(Data entries)
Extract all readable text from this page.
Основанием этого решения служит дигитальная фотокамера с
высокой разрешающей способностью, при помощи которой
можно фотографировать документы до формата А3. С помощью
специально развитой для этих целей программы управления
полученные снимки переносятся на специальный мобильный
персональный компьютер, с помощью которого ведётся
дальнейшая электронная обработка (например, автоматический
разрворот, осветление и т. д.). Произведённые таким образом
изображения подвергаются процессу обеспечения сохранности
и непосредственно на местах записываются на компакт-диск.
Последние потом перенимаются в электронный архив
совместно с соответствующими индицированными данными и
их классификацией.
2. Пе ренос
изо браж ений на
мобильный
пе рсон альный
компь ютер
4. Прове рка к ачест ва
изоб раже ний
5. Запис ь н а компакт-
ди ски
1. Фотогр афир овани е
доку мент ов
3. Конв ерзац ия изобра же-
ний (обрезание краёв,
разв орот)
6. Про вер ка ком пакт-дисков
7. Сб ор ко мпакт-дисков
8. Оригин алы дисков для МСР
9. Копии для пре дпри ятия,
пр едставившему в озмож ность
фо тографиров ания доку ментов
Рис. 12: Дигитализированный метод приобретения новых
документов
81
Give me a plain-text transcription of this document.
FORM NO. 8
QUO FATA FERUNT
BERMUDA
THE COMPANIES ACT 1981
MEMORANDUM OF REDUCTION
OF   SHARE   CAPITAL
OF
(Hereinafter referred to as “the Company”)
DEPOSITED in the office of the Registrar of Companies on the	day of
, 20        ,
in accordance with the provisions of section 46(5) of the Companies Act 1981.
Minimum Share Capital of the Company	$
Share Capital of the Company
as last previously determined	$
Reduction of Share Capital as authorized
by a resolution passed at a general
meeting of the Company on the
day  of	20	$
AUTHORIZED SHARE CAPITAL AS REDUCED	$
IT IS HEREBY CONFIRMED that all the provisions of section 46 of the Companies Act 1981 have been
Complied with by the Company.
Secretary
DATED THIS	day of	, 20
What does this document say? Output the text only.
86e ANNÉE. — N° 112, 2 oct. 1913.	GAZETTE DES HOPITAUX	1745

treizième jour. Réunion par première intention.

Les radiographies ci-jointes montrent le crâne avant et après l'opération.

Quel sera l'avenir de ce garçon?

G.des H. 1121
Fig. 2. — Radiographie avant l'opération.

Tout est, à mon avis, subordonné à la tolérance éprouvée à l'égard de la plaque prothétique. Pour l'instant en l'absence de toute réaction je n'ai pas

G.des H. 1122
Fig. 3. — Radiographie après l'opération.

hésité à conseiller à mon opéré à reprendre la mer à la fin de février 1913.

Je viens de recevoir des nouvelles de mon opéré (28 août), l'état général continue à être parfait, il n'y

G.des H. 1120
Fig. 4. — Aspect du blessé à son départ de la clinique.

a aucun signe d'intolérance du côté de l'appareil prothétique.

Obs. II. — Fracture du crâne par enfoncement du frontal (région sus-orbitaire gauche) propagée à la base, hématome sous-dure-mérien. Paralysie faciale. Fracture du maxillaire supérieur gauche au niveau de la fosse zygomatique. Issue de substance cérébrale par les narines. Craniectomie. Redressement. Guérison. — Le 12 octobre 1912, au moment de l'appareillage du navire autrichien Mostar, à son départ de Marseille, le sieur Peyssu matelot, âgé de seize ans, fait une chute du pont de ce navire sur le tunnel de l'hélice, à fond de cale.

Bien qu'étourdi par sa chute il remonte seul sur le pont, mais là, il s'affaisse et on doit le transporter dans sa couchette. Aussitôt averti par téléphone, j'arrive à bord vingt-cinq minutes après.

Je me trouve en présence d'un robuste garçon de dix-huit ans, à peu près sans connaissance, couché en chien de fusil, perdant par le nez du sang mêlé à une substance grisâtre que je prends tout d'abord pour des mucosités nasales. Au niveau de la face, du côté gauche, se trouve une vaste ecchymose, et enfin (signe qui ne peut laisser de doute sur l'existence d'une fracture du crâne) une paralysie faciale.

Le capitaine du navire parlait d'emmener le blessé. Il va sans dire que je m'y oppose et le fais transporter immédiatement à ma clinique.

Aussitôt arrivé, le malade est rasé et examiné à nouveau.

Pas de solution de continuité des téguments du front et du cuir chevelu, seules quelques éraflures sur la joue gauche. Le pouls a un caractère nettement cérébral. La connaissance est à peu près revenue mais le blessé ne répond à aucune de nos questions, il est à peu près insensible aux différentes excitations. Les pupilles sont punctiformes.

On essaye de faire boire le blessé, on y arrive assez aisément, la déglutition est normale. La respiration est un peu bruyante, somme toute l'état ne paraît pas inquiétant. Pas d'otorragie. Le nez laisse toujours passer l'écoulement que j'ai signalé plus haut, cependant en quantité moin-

## Set task
Look for lines containing the string "sans" and copy them all.

## Written solution
Je me trouve en présence d'un robuste garçon de dix-huit ans, à peu près sans connaissance, couché en chien de fusil, perdant par le nez du sang mêlé à une substance grisâtre que je prends tout d'abord pour des mucosités nasales. Au niveau de la face, du côté gauche, se trouve une vaste ecchymose, et enfin (signe qui ne peut laisser de doute sur l'existence d'une fracture du crâne) une paralysie faciale.
Le capitaine du navire parlait d'emmener le blessé. Il va sans dire que je m'y oppose et le fais transporter immédiatement à ma clinique.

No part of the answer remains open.